Goal of the exercise: Format each line of the entries below as a numbered list, skipping any blank lines. Leave the pictures out of your answer.

******

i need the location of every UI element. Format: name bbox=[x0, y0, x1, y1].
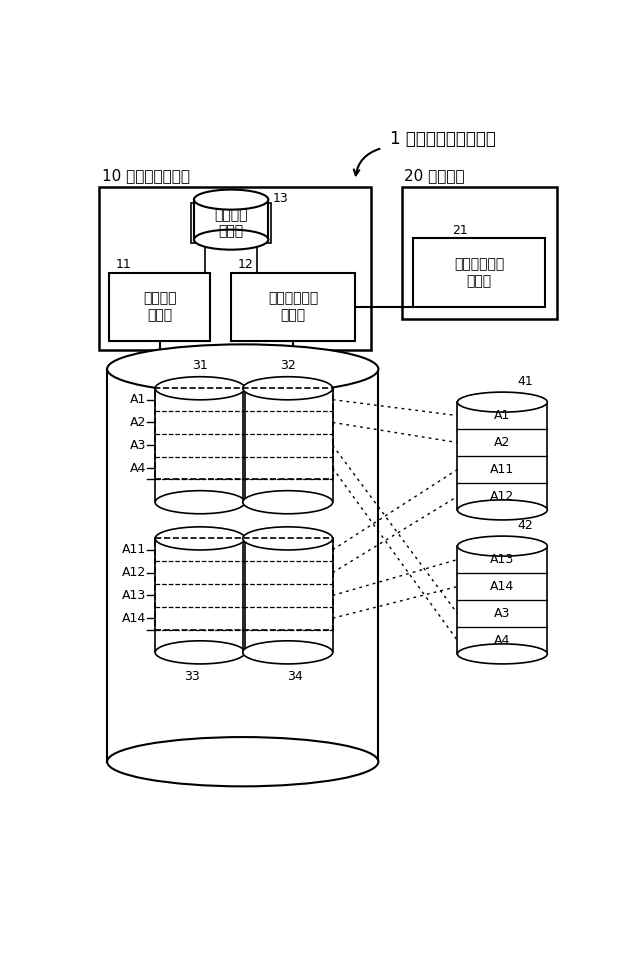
Text: A3: A3 bbox=[494, 607, 511, 620]
Text: 42: 42 bbox=[518, 520, 534, 532]
Polygon shape bbox=[243, 539, 333, 653]
Text: 13: 13 bbox=[272, 192, 288, 204]
Text: A11: A11 bbox=[490, 463, 515, 476]
Text: A1: A1 bbox=[494, 409, 511, 422]
Ellipse shape bbox=[155, 491, 245, 514]
Text: A3: A3 bbox=[129, 439, 146, 452]
Text: データ無効化
処理部: データ無効化 処理部 bbox=[268, 291, 318, 322]
Text: 34: 34 bbox=[287, 670, 303, 683]
Text: 11: 11 bbox=[116, 258, 131, 271]
Text: A4: A4 bbox=[129, 462, 146, 474]
Ellipse shape bbox=[155, 641, 245, 664]
Text: A14: A14 bbox=[122, 612, 146, 625]
Text: アクセス
処理部: アクセス 処理部 bbox=[143, 291, 177, 322]
Polygon shape bbox=[458, 402, 547, 510]
Polygon shape bbox=[243, 388, 333, 502]
Ellipse shape bbox=[107, 344, 378, 393]
Text: A13: A13 bbox=[490, 553, 515, 566]
Text: 32: 32 bbox=[280, 359, 296, 372]
Text: 1 ストレージシステム: 1 ストレージシステム bbox=[390, 130, 496, 148]
Text: 12: 12 bbox=[237, 258, 253, 271]
FancyBboxPatch shape bbox=[191, 203, 271, 244]
Ellipse shape bbox=[243, 377, 333, 400]
Text: 10 ストレージ装置: 10 ストレージ装置 bbox=[102, 168, 189, 182]
Ellipse shape bbox=[458, 392, 547, 413]
FancyBboxPatch shape bbox=[231, 273, 355, 340]
Text: 41: 41 bbox=[518, 375, 534, 388]
Ellipse shape bbox=[155, 527, 245, 549]
Ellipse shape bbox=[194, 229, 268, 250]
Ellipse shape bbox=[458, 500, 547, 520]
Text: 33: 33 bbox=[184, 670, 200, 683]
Text: 20 管理装置: 20 管理装置 bbox=[404, 168, 465, 182]
Text: 21: 21 bbox=[452, 224, 468, 236]
Text: A11: A11 bbox=[122, 544, 146, 556]
Text: 暗号キー
記憶部: 暗号キー 記憶部 bbox=[214, 208, 248, 238]
Text: A14: A14 bbox=[490, 580, 515, 593]
Text: A13: A13 bbox=[122, 589, 146, 602]
Polygon shape bbox=[155, 539, 245, 653]
Ellipse shape bbox=[458, 536, 547, 556]
Ellipse shape bbox=[155, 377, 245, 400]
Ellipse shape bbox=[243, 641, 333, 664]
Ellipse shape bbox=[243, 491, 333, 514]
Text: A12: A12 bbox=[122, 566, 146, 579]
Text: A2: A2 bbox=[494, 436, 511, 449]
Text: A1: A1 bbox=[129, 393, 146, 406]
Polygon shape bbox=[194, 200, 268, 240]
Text: データ無効化
制御部: データ無効化 制御部 bbox=[454, 257, 504, 288]
FancyBboxPatch shape bbox=[109, 273, 210, 340]
Text: A12: A12 bbox=[490, 490, 515, 503]
Polygon shape bbox=[155, 388, 245, 502]
FancyBboxPatch shape bbox=[99, 186, 371, 350]
Text: 31: 31 bbox=[192, 359, 208, 372]
FancyBboxPatch shape bbox=[413, 238, 545, 308]
Ellipse shape bbox=[243, 527, 333, 549]
FancyBboxPatch shape bbox=[402, 186, 557, 319]
Text: A2: A2 bbox=[129, 415, 146, 429]
Ellipse shape bbox=[458, 644, 547, 664]
Polygon shape bbox=[458, 547, 547, 654]
Text: A4: A4 bbox=[494, 634, 511, 647]
Ellipse shape bbox=[194, 190, 268, 209]
Ellipse shape bbox=[107, 737, 378, 787]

******

Solution to this task:
1. i need the location of every UI element. Format: name bbox=[x0, y0, x1, y1].
2. Text: A3: A3 bbox=[494, 607, 511, 620]
3. Text: 42: 42 bbox=[518, 520, 534, 532]
4. Polygon shape bbox=[243, 539, 333, 653]
5. Text: 13: 13 bbox=[272, 192, 288, 204]
6. Text: A11: A11 bbox=[490, 463, 515, 476]
7. Text: A1: A1 bbox=[494, 409, 511, 422]
8. Ellipse shape bbox=[155, 491, 245, 514]
9. Text: A3: A3 bbox=[129, 439, 146, 452]
10. Text: データ無効化
11. 処理部: データ無効化 処理部 bbox=[268, 291, 318, 322]
12. Text: 34: 34 bbox=[287, 670, 303, 683]
13. Text: 11: 11 bbox=[116, 258, 131, 271]
14. Text: A4: A4 bbox=[129, 462, 146, 474]
15. Ellipse shape bbox=[155, 641, 245, 664]
16. Text: A14: A14 bbox=[122, 612, 146, 625]
17. Text: アクセス
18. 処理部: アクセス 処理部 bbox=[143, 291, 177, 322]
19. Polygon shape bbox=[458, 402, 547, 510]
20. Polygon shape bbox=[243, 388, 333, 502]
21. Ellipse shape bbox=[107, 344, 378, 393]
22. Text: A13: A13 bbox=[490, 553, 515, 566]
23. Text: 32: 32 bbox=[280, 359, 296, 372]
24. Text: 1 ストレージシステム: 1 ストレージシステム bbox=[390, 130, 496, 148]
25. Text: 12: 12 bbox=[237, 258, 253, 271]
26. FancyBboxPatch shape bbox=[191, 203, 271, 244]
27. Ellipse shape bbox=[243, 377, 333, 400]
28. Text: 10 ストレージ装置: 10 ストレージ装置 bbox=[102, 168, 189, 182]
29. Ellipse shape bbox=[458, 392, 547, 413]
30. FancyBboxPatch shape bbox=[231, 273, 355, 340]
31. Text: 41: 41 bbox=[518, 375, 534, 388]
32. Ellipse shape bbox=[155, 527, 245, 549]
33. Ellipse shape bbox=[194, 229, 268, 250]
34. Ellipse shape bbox=[458, 500, 547, 520]
35. Text: 33: 33 bbox=[184, 670, 200, 683]
36. Text: 20 管理装置: 20 管理装置 bbox=[404, 168, 465, 182]
37. Text: 21: 21 bbox=[452, 224, 468, 236]
38. Text: A11: A11 bbox=[122, 544, 146, 556]
39. Text: 暗号キー
40. 記憶部: 暗号キー 記憶部 bbox=[214, 208, 248, 238]
41. Text: A14: A14 bbox=[490, 580, 515, 593]
42. Text: A13: A13 bbox=[122, 589, 146, 602]
43. Polygon shape bbox=[155, 539, 245, 653]
44. Ellipse shape bbox=[458, 536, 547, 556]
45. Ellipse shape bbox=[155, 377, 245, 400]
46. Ellipse shape bbox=[243, 641, 333, 664]
47. Ellipse shape bbox=[243, 491, 333, 514]
48. Text: A12: A12 bbox=[122, 566, 146, 579]
49. Text: A2: A2 bbox=[494, 436, 511, 449]
50. Text: A1: A1 bbox=[129, 393, 146, 406]
51. Polygon shape bbox=[194, 200, 268, 240]
52. Text: データ無効化
53. 制御部: データ無効化 制御部 bbox=[454, 257, 504, 288]
54. FancyBboxPatch shape bbox=[109, 273, 210, 340]
55. Text: A12: A12 bbox=[490, 490, 515, 503]
56. Polygon shape bbox=[155, 388, 245, 502]
57. FancyBboxPatch shape bbox=[99, 186, 371, 350]
58. Text: 31: 31 bbox=[192, 359, 208, 372]
59. FancyBboxPatch shape bbox=[413, 238, 545, 308]
60. Ellipse shape bbox=[243, 527, 333, 549]
61. FancyBboxPatch shape bbox=[402, 186, 557, 319]
62. Text: A2: A2 bbox=[129, 415, 146, 429]
63. Ellipse shape bbox=[458, 644, 547, 664]
64. Polygon shape bbox=[458, 547, 547, 654]
65. Text: A4: A4 bbox=[494, 634, 511, 647]
66. Ellipse shape bbox=[194, 190, 268, 209]
67. Ellipse shape bbox=[107, 737, 378, 787]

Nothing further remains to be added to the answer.